Exercise objective: Please transcribe the data that follows without the pictures, keeping every word the same.
-- Start Data section --
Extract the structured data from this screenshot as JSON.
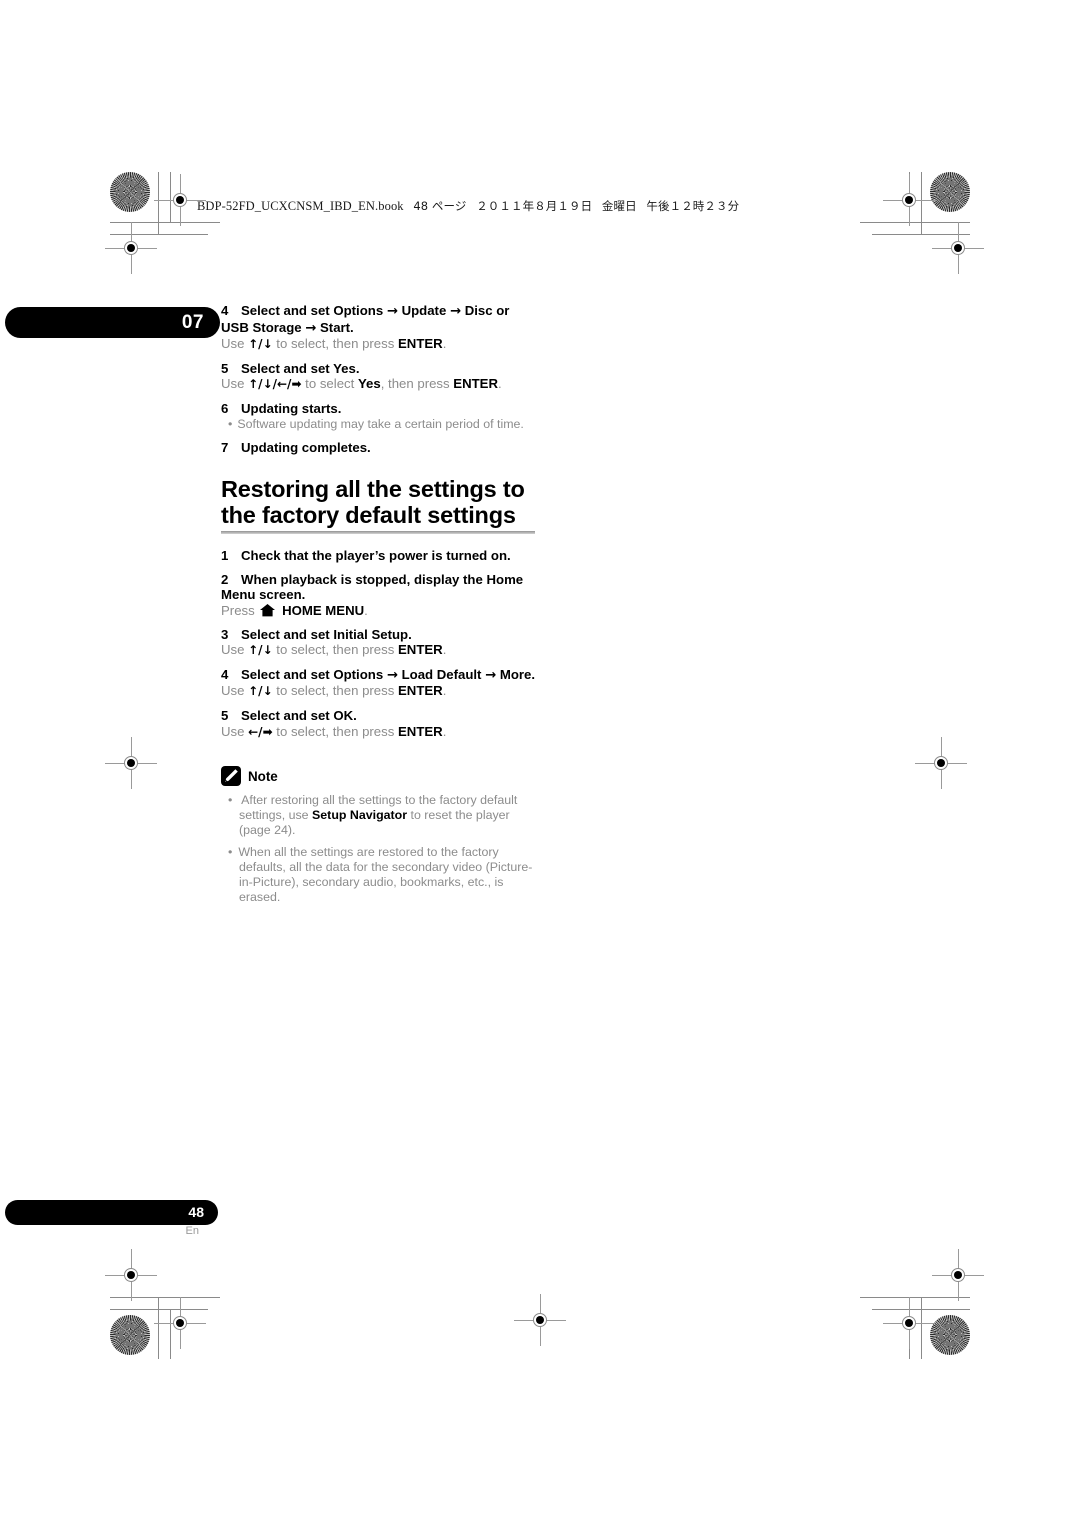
{
  "document": {
    "header_line": "BDP-52FD_UCXCNSM_IBD_EN.book",
    "header_page": "48 ページ",
    "header_date": "２０１１年８月１９日",
    "header_day": "金曜日",
    "header_time": "午後１２時２３分",
    "chapter_number": "07",
    "page_number": "48",
    "language_code": "En"
  },
  "update_steps": {
    "step4": {
      "num": "4",
      "title_part1": "Select and set Options",
      "arrow1": "→",
      "title_part2": "Update",
      "arrow2": "→",
      "title_part3": "Disc or USB Storage",
      "arrow3": "→",
      "title_part4": "Start.",
      "body_use": "Use",
      "body_keys": "↑/↓",
      "body_mid": "to select, then press",
      "body_key_bold": "ENTER",
      "body_end": "."
    },
    "step5": {
      "num": "5",
      "title": "Select and set Yes.",
      "body_use": "Use",
      "body_keys": "↑/↓/←/➡",
      "body_mid": "to select",
      "body_bold1": "Yes",
      "body_mid2": ", then press",
      "body_key_bold": "ENTER",
      "body_end": "."
    },
    "step6": {
      "num": "6",
      "title": "Updating starts.",
      "bullet": "Software updating may take a certain period of time."
    },
    "step7": {
      "num": "7",
      "title": "Updating completes."
    }
  },
  "section": {
    "heading_line1": "Restoring all the settings to",
    "heading_line2": "the factory default settings",
    "step1": {
      "num": "1",
      "title": "Check that the player’s power is turned on."
    },
    "step2": {
      "num": "2",
      "title": "When playback is stopped, display the Home Menu screen.",
      "body_press": "Press",
      "body_bold": "HOME MENU",
      "body_end": "."
    },
    "step3": {
      "num": "3",
      "title": "Select and set Initial Setup.",
      "body_use": "Use",
      "body_keys": "↑/↓",
      "body_mid": "to select, then press",
      "body_key_bold": "ENTER",
      "body_end": "."
    },
    "step4": {
      "num": "4",
      "title_part1": "Select and set Options",
      "arrow1": "→",
      "title_part2": "Load Default",
      "arrow2": "→",
      "title_part3": "More.",
      "body_use": "Use",
      "body_keys": "↑/↓",
      "body_mid": "to select, then press",
      "body_key_bold": "ENTER",
      "body_end": "."
    },
    "step5": {
      "num": "5",
      "title": "Select and set OK.",
      "body_use": "Use",
      "body_keys": "←/➡",
      "body_mid": "to select, then press",
      "body_key_bold": "ENTER",
      "body_end": "."
    }
  },
  "note": {
    "label": "Note",
    "item1_part1": "After restoring all the settings to the factory default settings, use",
    "item1_bold": "Setup Navigator",
    "item1_part2": "to reset the player (page 24).",
    "item2": "When all the settings are restored to the factory defaults, all the data for the secondary video (Picture-in-Picture), secondary audio, bookmarks, etc., is erased."
  },
  "colors": {
    "body_gray": "#8c8c8c",
    "black": "#000000",
    "rule_gray": "#9d9d9d"
  }
}
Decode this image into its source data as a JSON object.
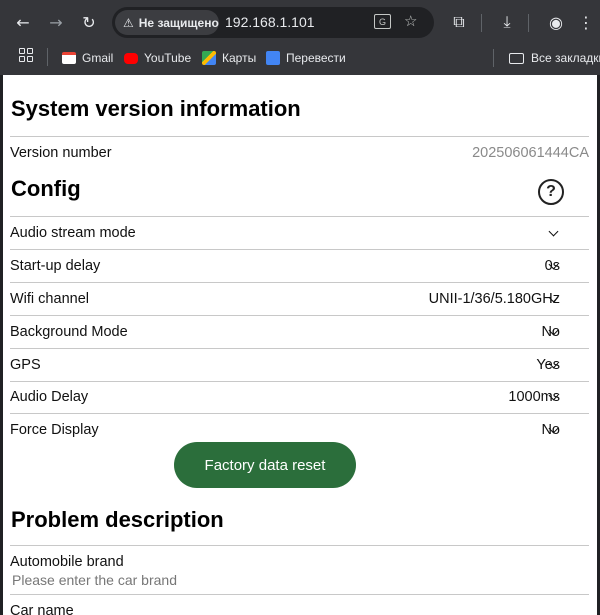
{
  "browser": {
    "security_label": "Не защищено",
    "url": "192.168.1.101",
    "bookmarks": [
      "Gmail",
      "YouTube",
      "Карты",
      "Перевести"
    ],
    "all_bookmarks": "Все закладки"
  },
  "system": {
    "title": "System version information",
    "version_label": "Version number",
    "version_value": "202506061444CA"
  },
  "config": {
    "title": "Config",
    "help_glyph": "?",
    "rows": [
      {
        "label": "Audio stream mode",
        "value": ""
      },
      {
        "label": "Start-up delay",
        "value": "0s"
      },
      {
        "label": "Wifi channel",
        "value": "UNII-1/36/5.180GHz"
      },
      {
        "label": "Background Mode",
        "value": "No"
      },
      {
        "label": "GPS",
        "value": "Yes"
      },
      {
        "label": "Audio Delay",
        "value": "1000ms"
      },
      {
        "label": "Force Display",
        "value": "No"
      }
    ],
    "reset_label": "Factory data reset"
  },
  "problem": {
    "title": "Problem description",
    "brand_label": "Automobile brand",
    "brand_placeholder": "Please enter the car brand",
    "car_name_label": "Car name"
  },
  "colors": {
    "reset_button": "#2b6e3b",
    "browser_chrome": "#35363a"
  }
}
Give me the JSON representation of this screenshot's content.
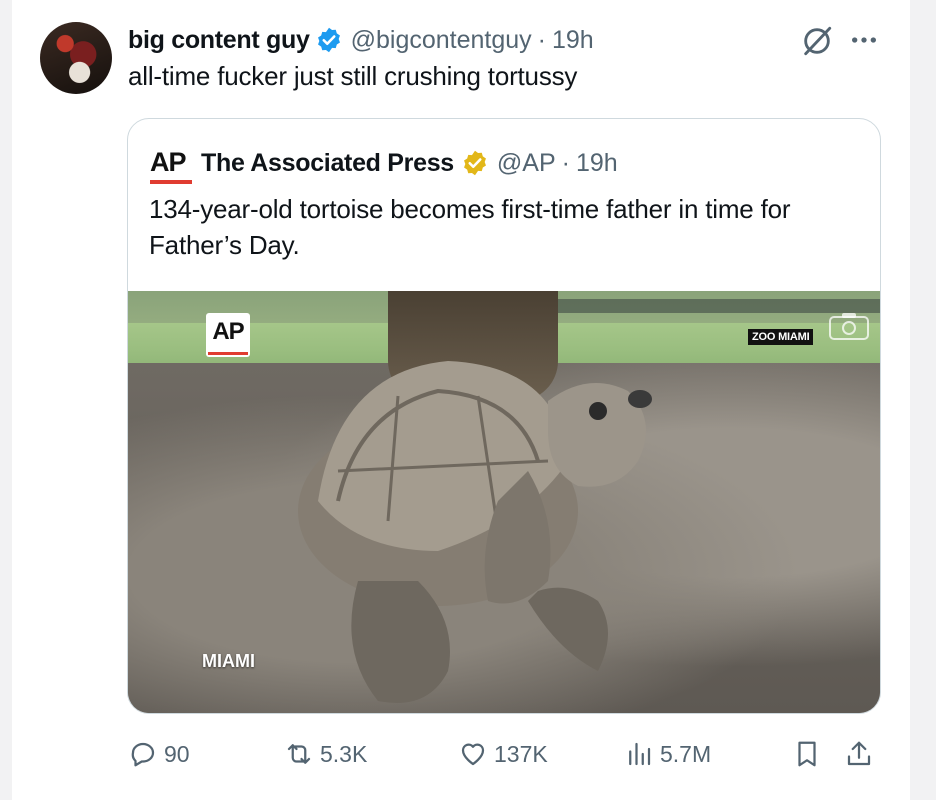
{
  "author": {
    "name": "big content guy",
    "handle": "@bigcontentguy",
    "separator": "·",
    "time": "19h",
    "verified_color": "#1d9bf0"
  },
  "tweet_text": "all-time fucker just still crushing tortussy",
  "quoted": {
    "logo_text": "AP",
    "name": "The Associated Press",
    "handle": "@AP",
    "separator": "·",
    "time": "19h",
    "verified_color": "#e2b719",
    "text": "134-year-old tortoise becomes first-time father in time for Father’s Day.",
    "media": {
      "badge": "AP",
      "watermark": "ZOO MIAMI",
      "location": "MIAMI"
    }
  },
  "actions": {
    "replies": "90",
    "reposts": "5.3K",
    "likes": "137K",
    "views": "5.7M"
  },
  "icons": {
    "reply": "reply-icon",
    "repost": "repost-icon",
    "like": "heart-icon",
    "views": "views-icon",
    "bookmark": "bookmark-icon",
    "share": "share-icon",
    "grok": "grok-icon",
    "more": "more-icon",
    "camera": "camera-icon"
  }
}
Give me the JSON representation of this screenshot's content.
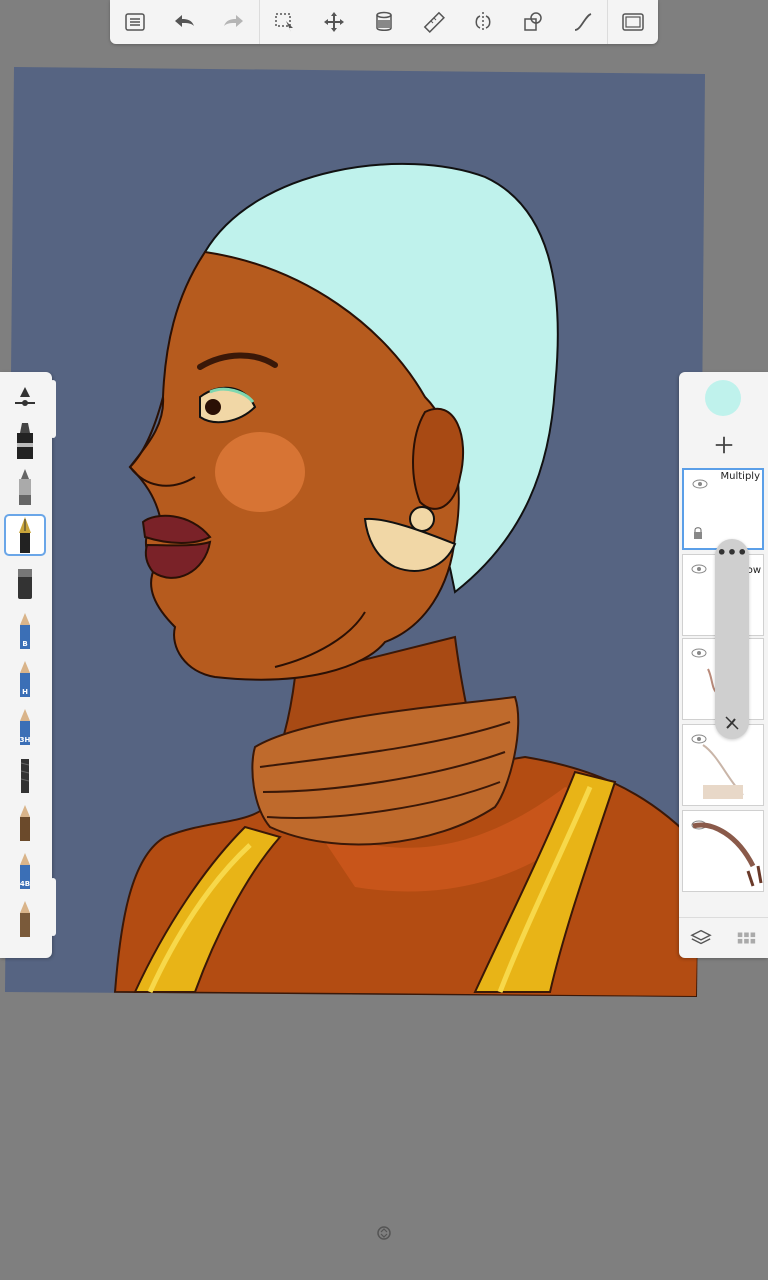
{
  "toolbar": {
    "items": [
      {
        "name": "menu-list-icon"
      },
      {
        "name": "undo-icon"
      },
      {
        "name": "redo-icon"
      },
      {
        "name": "selection-icon"
      },
      {
        "name": "transform-move-icon"
      },
      {
        "name": "fill-bucket-icon"
      },
      {
        "name": "ruler-icon"
      },
      {
        "name": "symmetry-icon"
      },
      {
        "name": "shapes-icon"
      },
      {
        "name": "curve-icon"
      },
      {
        "name": "fullscreen-icon"
      }
    ]
  },
  "brushes": {
    "items": [
      {
        "name": "brush-size-slider",
        "badge": ""
      },
      {
        "name": "brush-marker",
        "badge": ""
      },
      {
        "name": "brush-airbrush",
        "badge": ""
      },
      {
        "name": "brush-fountain-pen",
        "badge": "",
        "selected": true
      },
      {
        "name": "brush-ink-marker",
        "badge": ""
      },
      {
        "name": "brush-pencil-b",
        "badge": "B"
      },
      {
        "name": "brush-pencil-h",
        "badge": "H"
      },
      {
        "name": "brush-pencil-3h",
        "badge": "3H"
      },
      {
        "name": "brush-charcoal",
        "badge": ""
      },
      {
        "name": "brush-pencil-plain",
        "badge": ""
      },
      {
        "name": "brush-pencil-4b",
        "badge": "4B"
      },
      {
        "name": "brush-pencil-soft",
        "badge": ""
      }
    ]
  },
  "layers": {
    "current_color": "#bff2ec",
    "items": [
      {
        "blend": "Multiply",
        "active": true
      },
      {
        "blend": "ow",
        "active": false
      },
      {
        "blend": "",
        "active": false
      },
      {
        "blend": "",
        "active": false
      },
      {
        "blend": "",
        "active": false
      }
    ],
    "opacity_dots": "•••"
  },
  "colors": {
    "canvas_bg": "#566482",
    "hair": "#bff2ec",
    "skin": "#b65b1e",
    "skin_light": "#e07a3a",
    "lips": "#7a2228",
    "earring": "#f1d7a6",
    "dress": "#b34c12",
    "strap": "#e8b417"
  }
}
-- End Data section --
Full answer:
Extract the structured data from this screenshot as JSON.
{
  "document": {
    "header_line": "BDP-52FD_UCXCNSM_IBD_EN.book",
    "header_page": "48 ページ",
    "header_date": "２０１１年８月１９日",
    "header_day": "金曜日",
    "header_time": "午後１２時２３分",
    "chapter_number": "07",
    "page_number": "48",
    "language_code": "En"
  },
  "update_steps": {
    "step4": {
      "num": "4",
      "title_part1": "Select and set Options",
      "arrow1": "→",
      "title_part2": "Update",
      "arrow2": "→",
      "title_part3": "Disc or USB Storage",
      "arrow3": "→",
      "title_part4": "Start.",
      "body_use": "Use",
      "body_keys": "↑/↓",
      "body_mid": "to select, then press",
      "body_key_bold": "ENTER",
      "body_end": "."
    },
    "step5": {
      "num": "5",
      "title": "Select and set Yes.",
      "body_use": "Use",
      "body_keys": "↑/↓/←/➡",
      "body_mid": "to select",
      "body_bold1": "Yes",
      "body_mid2": ", then press",
      "body_key_bold": "ENTER",
      "body_end": "."
    },
    "step6": {
      "num": "6",
      "title": "Updating starts.",
      "bullet": "Software updating may take a certain period of time."
    },
    "step7": {
      "num": "7",
      "title": "Updating completes."
    }
  },
  "section": {
    "heading_line1": "Restoring all the settings to",
    "heading_line2": "the factory default settings",
    "step1": {
      "num": "1",
      "title": "Check that the player’s power is turned on."
    },
    "step2": {
      "num": "2",
      "title": "When playback is stopped, display the Home Menu screen.",
      "body_press": "Press",
      "body_bold": "HOME MENU",
      "body_end": "."
    },
    "step3": {
      "num": "3",
      "title": "Select and set Initial Setup.",
      "body_use": "Use",
      "body_keys": "↑/↓",
      "body_mid": "to select, then press",
      "body_key_bold": "ENTER",
      "body_end": "."
    },
    "step4": {
      "num": "4",
      "title_part1": "Select and set Options",
      "arrow1": "→",
      "title_part2": "Load Default",
      "arrow2": "→",
      "title_part3": "More.",
      "body_use": "Use",
      "body_keys": "↑/↓",
      "body_mid": "to select, then press",
      "body_key_bold": "ENTER",
      "body_end": "."
    },
    "step5": {
      "num": "5",
      "title": "Select and set OK.",
      "body_use": "Use",
      "body_keys": "←/➡",
      "body_mid": "to select, then press",
      "body_key_bold": "ENTER",
      "body_end": "."
    }
  },
  "note": {
    "label": "Note",
    "item1_part1": "After restoring all the settings to the factory default settings, use",
    "item1_bold": "Setup Navigator",
    "item1_part2": "to reset the player (page 24).",
    "item2": "When all the settings are restored to the factory defaults, all the data for the secondary video (Picture-in-Picture), secondary audio, bookmarks, etc., is erased."
  },
  "colors": {
    "body_gray": "#8c8c8c",
    "black": "#000000",
    "rule_gray": "#9d9d9d"
  }
}
Decode this image into its source data as a JSON object.
{
  "browser": {
    "security_label": "Не защищено",
    "url": "192.168.1.101",
    "bookmarks": [
      "Gmail",
      "YouTube",
      "Карты",
      "Перевести"
    ],
    "all_bookmarks": "Все закладки"
  },
  "system": {
    "title": "System version information",
    "version_label": "Version number",
    "version_value": "202506061444CA"
  },
  "config": {
    "title": "Config",
    "help_glyph": "?",
    "rows": [
      {
        "label": "Audio stream mode",
        "value": ""
      },
      {
        "label": "Start-up delay",
        "value": "0s"
      },
      {
        "label": "Wifi channel",
        "value": "UNII-1/36/5.180GHz"
      },
      {
        "label": "Background Mode",
        "value": "No"
      },
      {
        "label": "GPS",
        "value": "Yes"
      },
      {
        "label": "Audio Delay",
        "value": "1000ms"
      },
      {
        "label": "Force Display",
        "value": "No"
      }
    ],
    "reset_label": "Factory data reset"
  },
  "problem": {
    "title": "Problem description",
    "brand_label": "Automobile brand",
    "brand_placeholder": "Please enter the car brand",
    "car_name_label": "Car name"
  },
  "colors": {
    "reset_button": "#2b6e3b",
    "browser_chrome": "#35363a"
  }
}
Give me the JSON representation of this screenshot's content.
{
  "author": {
    "name": "big content guy",
    "handle": "@bigcontentguy",
    "separator": "·",
    "time": "19h",
    "verified_color": "#1d9bf0"
  },
  "tweet_text": "all-time fucker just still crushing tortussy",
  "quoted": {
    "logo_text": "AP",
    "name": "The Associated Press",
    "handle": "@AP",
    "separator": "·",
    "time": "19h",
    "verified_color": "#e2b719",
    "text": "134-year-old tortoise becomes first-time father in time for Father’s Day.",
    "media": {
      "badge": "AP",
      "watermark": "ZOO MIAMI",
      "location": "MIAMI"
    }
  },
  "actions": {
    "replies": "90",
    "reposts": "5.3K",
    "likes": "137K",
    "views": "5.7M"
  },
  "icons": {
    "reply": "reply-icon",
    "repost": "repost-icon",
    "like": "heart-icon",
    "views": "views-icon",
    "bookmark": "bookmark-icon",
    "share": "share-icon",
    "grok": "grok-icon",
    "more": "more-icon",
    "camera": "camera-icon"
  }
}
Give me the JSON representation of this screenshot's content.
{
  "toolbar": {
    "items": [
      {
        "name": "menu-list-icon"
      },
      {
        "name": "undo-icon"
      },
      {
        "name": "redo-icon"
      },
      {
        "name": "selection-icon"
      },
      {
        "name": "transform-move-icon"
      },
      {
        "name": "fill-bucket-icon"
      },
      {
        "name": "ruler-icon"
      },
      {
        "name": "symmetry-icon"
      },
      {
        "name": "shapes-icon"
      },
      {
        "name": "curve-icon"
      },
      {
        "name": "fullscreen-icon"
      }
    ]
  },
  "brushes": {
    "items": [
      {
        "name": "brush-size-slider",
        "badge": ""
      },
      {
        "name": "brush-marker",
        "badge": ""
      },
      {
        "name": "brush-airbrush",
        "badge": ""
      },
      {
        "name": "brush-fountain-pen",
        "badge": "",
        "selected": true
      },
      {
        "name": "brush-ink-marker",
        "badge": ""
      },
      {
        "name": "brush-pencil-b",
        "badge": "B"
      },
      {
        "name": "brush-pencil-h",
        "badge": "H"
      },
      {
        "name": "brush-pencil-3h",
        "badge": "3H"
      },
      {
        "name": "brush-charcoal",
        "badge": ""
      },
      {
        "name": "brush-pencil-plain",
        "badge": ""
      },
      {
        "name": "brush-pencil-4b",
        "badge": "4B"
      },
      {
        "name": "brush-pencil-soft",
        "badge": ""
      }
    ]
  },
  "layers": {
    "current_color": "#bff2ec",
    "items": [
      {
        "blend": "Multiply",
        "active": true
      },
      {
        "blend": "ow",
        "active": false
      },
      {
        "blend": "",
        "active": false
      },
      {
        "blend": "",
        "active": false
      },
      {
        "blend": "",
        "active": false
      }
    ],
    "opacity_dots": "•••"
  },
  "colors": {
    "canvas_bg": "#566482",
    "hair": "#bff2ec",
    "skin": "#b65b1e",
    "skin_light": "#e07a3a",
    "lips": "#7a2228",
    "earring": "#f1d7a6",
    "dress": "#b34c12",
    "strap": "#e8b417"
  }
}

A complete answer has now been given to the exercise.